Repeat every record below exactly as written.

**DATA SUPPLIED**
════════════════════
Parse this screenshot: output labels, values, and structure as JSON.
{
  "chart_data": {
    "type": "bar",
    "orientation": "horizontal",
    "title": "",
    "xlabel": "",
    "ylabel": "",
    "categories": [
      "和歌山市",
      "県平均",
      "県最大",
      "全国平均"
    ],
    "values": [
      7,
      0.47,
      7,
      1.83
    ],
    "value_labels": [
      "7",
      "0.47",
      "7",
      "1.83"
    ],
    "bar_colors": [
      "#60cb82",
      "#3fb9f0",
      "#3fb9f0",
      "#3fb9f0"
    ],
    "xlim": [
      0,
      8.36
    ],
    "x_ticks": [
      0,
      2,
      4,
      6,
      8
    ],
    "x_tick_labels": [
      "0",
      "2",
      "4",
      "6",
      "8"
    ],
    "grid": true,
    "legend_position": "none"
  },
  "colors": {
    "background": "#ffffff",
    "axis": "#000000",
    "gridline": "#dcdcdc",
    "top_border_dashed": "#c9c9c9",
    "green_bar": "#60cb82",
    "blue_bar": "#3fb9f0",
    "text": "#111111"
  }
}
════════════════════
**WORKED SOLUTION**
Parse this screenshot: output labels, values, and structure as JSON.
{
  "chart_data": {
    "type": "bar",
    "orientation": "horizontal",
    "title": "",
    "xlabel": "",
    "ylabel": "",
    "categories": [
      "和歌山市",
      "県平均",
      "県最大",
      "全国平均"
    ],
    "values": [
      7,
      0.47,
      7,
      1.83
    ],
    "value_labels": [
      "7",
      "0.47",
      "7",
      "1.83"
    ],
    "bar_colors": [
      "#60cb82",
      "#3fb9f0",
      "#3fb9f0",
      "#3fb9f0"
    ],
    "xlim": [
      0,
      8.36
    ],
    "x_ticks": [
      0,
      2,
      4,
      6,
      8
    ],
    "x_tick_labels": [
      "0",
      "2",
      "4",
      "6",
      "8"
    ],
    "grid": true,
    "legend_position": "none"
  },
  "colors": {
    "background": "#ffffff",
    "axis": "#000000",
    "gridline": "#dcdcdc",
    "top_border_dashed": "#c9c9c9",
    "green_bar": "#60cb82",
    "blue_bar": "#3fb9f0",
    "text": "#111111"
  }
}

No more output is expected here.